• [Stated task]:
In the listing below, pick out lines with "CHARLES".

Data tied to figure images
^^^^^^^^

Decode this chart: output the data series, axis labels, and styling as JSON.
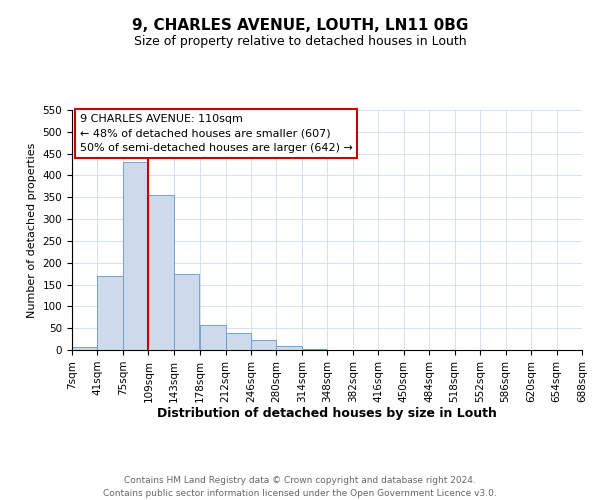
{
  "title": "9, CHARLES AVENUE, LOUTH, LN11 0BG",
  "subtitle": "Size of property relative to detached houses in Louth",
  "xlabel": "Distribution of detached houses by size in Louth",
  "ylabel": "Number of detached properties",
  "bin_edges": [
    7,
    41,
    75,
    109,
    143,
    178,
    212,
    246,
    280,
    314,
    348,
    382,
    416,
    450,
    484,
    518,
    552,
    586,
    620,
    654,
    688
  ],
  "bar_heights": [
    7,
    170,
    430,
    355,
    175,
    57,
    40,
    22,
    10,
    2,
    0,
    0,
    0,
    0,
    0,
    0,
    1,
    0,
    0,
    1
  ],
  "bar_color": "#ccdaeb",
  "bar_edgecolor": "#6699cc",
  "redline_x": 109,
  "ylim": [
    0,
    550
  ],
  "annotation_text": "9 CHARLES AVENUE: 110sqm\n← 48% of detached houses are smaller (607)\n50% of semi-detached houses are larger (642) →",
  "annotation_box_edgecolor": "#cc0000",
  "redline_color": "#cc0000",
  "footer_line1": "Contains HM Land Registry data © Crown copyright and database right 2024.",
  "footer_line2": "Contains public sector information licensed under the Open Government Licence v3.0.",
  "tick_labels": [
    "7sqm",
    "41sqm",
    "75sqm",
    "109sqm",
    "143sqm",
    "178sqm",
    "212sqm",
    "246sqm",
    "280sqm",
    "314sqm",
    "348sqm",
    "382sqm",
    "416sqm",
    "450sqm",
    "484sqm",
    "518sqm",
    "552sqm",
    "586sqm",
    "620sqm",
    "654sqm",
    "688sqm"
  ],
  "yticks": [
    0,
    50,
    100,
    150,
    200,
    250,
    300,
    350,
    400,
    450,
    500,
    550
  ],
  "background_color": "#ffffff",
  "grid_color": "#c5d5e5",
  "title_fontsize": 11,
  "subtitle_fontsize": 9,
  "ylabel_fontsize": 8,
  "xlabel_fontsize": 9,
  "tick_fontsize": 7.5,
  "annotation_fontsize": 8,
  "footer_fontsize": 6.5,
  "footer_color": "#666666"
}
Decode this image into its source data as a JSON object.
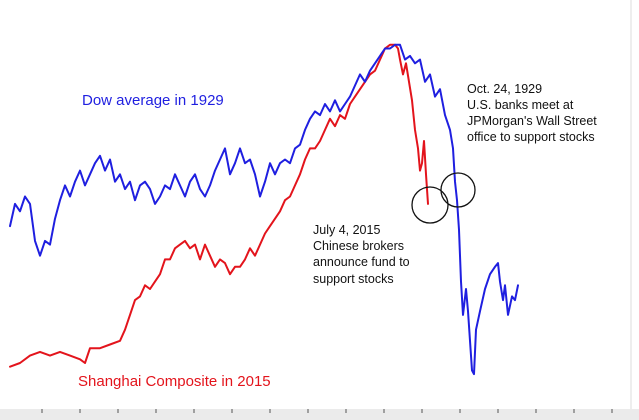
{
  "chart_data": {
    "type": "line",
    "title": "",
    "xlabel": "",
    "ylabel": "",
    "xlim": [
      0,
      124
    ],
    "ylim": [
      0,
      100
    ],
    "grid": false,
    "series": [
      {
        "name": "Dow average in 1929",
        "color": "#1f1fe0",
        "points": [
          [
            0,
            47
          ],
          [
            1,
            53
          ],
          [
            2,
            51
          ],
          [
            3,
            55
          ],
          [
            4,
            53
          ],
          [
            5,
            43
          ],
          [
            6,
            39
          ],
          [
            7,
            43
          ],
          [
            8,
            42
          ],
          [
            9,
            49
          ],
          [
            10,
            54
          ],
          [
            11,
            58
          ],
          [
            12,
            55
          ],
          [
            13,
            59
          ],
          [
            14,
            62
          ],
          [
            15,
            58
          ],
          [
            16,
            61
          ],
          [
            17,
            64
          ],
          [
            18,
            66
          ],
          [
            19,
            62
          ],
          [
            20,
            65
          ],
          [
            21,
            59
          ],
          [
            22,
            61
          ],
          [
            23,
            57
          ],
          [
            24,
            59
          ],
          [
            25,
            54
          ],
          [
            26,
            58
          ],
          [
            27,
            59
          ],
          [
            28,
            57
          ],
          [
            29,
            53
          ],
          [
            30,
            55
          ],
          [
            31,
            58
          ],
          [
            32,
            57
          ],
          [
            33,
            61
          ],
          [
            34,
            58
          ],
          [
            35,
            55
          ],
          [
            36,
            59
          ],
          [
            37,
            61
          ],
          [
            38,
            57
          ],
          [
            39,
            55
          ],
          [
            40,
            58
          ],
          [
            41,
            62
          ],
          [
            42,
            65
          ],
          [
            43,
            68
          ],
          [
            44,
            61
          ],
          [
            45,
            64
          ],
          [
            46,
            68
          ],
          [
            47,
            64
          ],
          [
            48,
            65
          ],
          [
            49,
            61
          ],
          [
            50,
            55
          ],
          [
            51,
            59
          ],
          [
            52,
            64
          ],
          [
            53,
            61
          ],
          [
            54,
            64
          ],
          [
            55,
            65
          ],
          [
            56,
            64
          ],
          [
            57,
            68
          ],
          [
            58,
            69
          ],
          [
            59,
            73
          ],
          [
            60,
            76
          ],
          [
            61,
            78
          ],
          [
            62,
            77
          ],
          [
            63,
            80
          ],
          [
            64,
            78
          ],
          [
            65,
            81
          ],
          [
            66,
            78
          ],
          [
            67,
            80
          ],
          [
            68,
            82
          ],
          [
            69,
            85
          ],
          [
            70,
            88
          ],
          [
            71,
            86
          ],
          [
            72,
            89
          ],
          [
            73,
            91
          ],
          [
            74,
            93
          ],
          [
            75,
            95
          ],
          [
            76,
            95
          ],
          [
            77,
            96
          ],
          [
            78,
            96
          ],
          [
            79,
            92
          ],
          [
            80,
            93
          ],
          [
            81,
            91
          ],
          [
            82,
            92
          ],
          [
            83,
            86
          ],
          [
            84,
            88
          ],
          [
            85,
            82
          ],
          [
            86,
            84
          ],
          [
            87,
            77
          ],
          [
            88,
            73
          ],
          [
            88.6,
            68
          ],
          [
            89,
            59
          ],
          [
            89.4,
            54
          ],
          [
            89.8,
            46
          ],
          [
            90.2,
            32
          ],
          [
            90.6,
            23
          ],
          [
            91.2,
            30
          ],
          [
            91.6,
            24
          ],
          [
            92,
            16
          ],
          [
            92.4,
            8
          ],
          [
            92.8,
            7
          ],
          [
            93.2,
            19
          ],
          [
            94,
            24
          ],
          [
            95,
            30
          ],
          [
            96,
            34
          ],
          [
            97,
            36
          ],
          [
            97.6,
            37
          ],
          [
            98,
            32
          ],
          [
            98.6,
            27
          ],
          [
            99,
            31
          ],
          [
            99.6,
            23
          ],
          [
            100.4,
            28
          ],
          [
            101,
            27
          ],
          [
            101.6,
            31
          ]
        ]
      },
      {
        "name": "Shanghai Composite in 2015",
        "color": "#e3141c",
        "points": [
          [
            0,
            9
          ],
          [
            2,
            10
          ],
          [
            4,
            12
          ],
          [
            6,
            13
          ],
          [
            8,
            12
          ],
          [
            10,
            13
          ],
          [
            12,
            12
          ],
          [
            14,
            11
          ],
          [
            15,
            10
          ],
          [
            16,
            14
          ],
          [
            18,
            14
          ],
          [
            20,
            15
          ],
          [
            22,
            16
          ],
          [
            23,
            19
          ],
          [
            24,
            23
          ],
          [
            25,
            27
          ],
          [
            26,
            28
          ],
          [
            27,
            31
          ],
          [
            28,
            30
          ],
          [
            29,
            32
          ],
          [
            30,
            34
          ],
          [
            31,
            38
          ],
          [
            32,
            38
          ],
          [
            33,
            41
          ],
          [
            34,
            42
          ],
          [
            35,
            43
          ],
          [
            36,
            41
          ],
          [
            37,
            42
          ],
          [
            38,
            38
          ],
          [
            39,
            42
          ],
          [
            40,
            39
          ],
          [
            41,
            36
          ],
          [
            42,
            38
          ],
          [
            43,
            37
          ],
          [
            44,
            34
          ],
          [
            45,
            36
          ],
          [
            46,
            36
          ],
          [
            47,
            38
          ],
          [
            48,
            41
          ],
          [
            49,
            39
          ],
          [
            50,
            42
          ],
          [
            51,
            45
          ],
          [
            52,
            47
          ],
          [
            53,
            49
          ],
          [
            54,
            51
          ],
          [
            55,
            54
          ],
          [
            56,
            55
          ],
          [
            57,
            58
          ],
          [
            58,
            61
          ],
          [
            59,
            65
          ],
          [
            60,
            68
          ],
          [
            61,
            68
          ],
          [
            62,
            70
          ],
          [
            63,
            73
          ],
          [
            64,
            76
          ],
          [
            65,
            74
          ],
          [
            66,
            77
          ],
          [
            67,
            76
          ],
          [
            68,
            80
          ],
          [
            69,
            82
          ],
          [
            70,
            84
          ],
          [
            71,
            86
          ],
          [
            72,
            88
          ],
          [
            73,
            89
          ],
          [
            74,
            92
          ],
          [
            75,
            95
          ],
          [
            76,
            96
          ],
          [
            77,
            96
          ],
          [
            77.6,
            95
          ],
          [
            78,
            92
          ],
          [
            78.6,
            88
          ],
          [
            79.2,
            91
          ],
          [
            79.8,
            86
          ],
          [
            80.4,
            81
          ],
          [
            81,
            73
          ],
          [
            81.6,
            68
          ],
          [
            82,
            62
          ],
          [
            82.4,
            64
          ],
          [
            82.8,
            70
          ],
          [
            83.2,
            61
          ],
          [
            83.6,
            53
          ]
        ]
      }
    ],
    "annotations": [
      {
        "lines": [
          "July 4, 2015",
          "Chinese brokers",
          "announce fund to",
          "support stocks"
        ]
      },
      {
        "lines": [
          "Oct. 24, 1929",
          "U.S. banks meet at",
          "JPMorgan's Wall Street",
          "office to support stocks"
        ]
      }
    ]
  }
}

^^^^^^^^

• [Expected answer]:
  "title": "9, CHARLES AVENUE, LOUTH, LN11 0BG",
  "annotation_text": "9 CHARLES AVENUE: 110sqm\n← 48% of detached houses are smaller (607)\n50% of semi-detached houses are larger (642) →",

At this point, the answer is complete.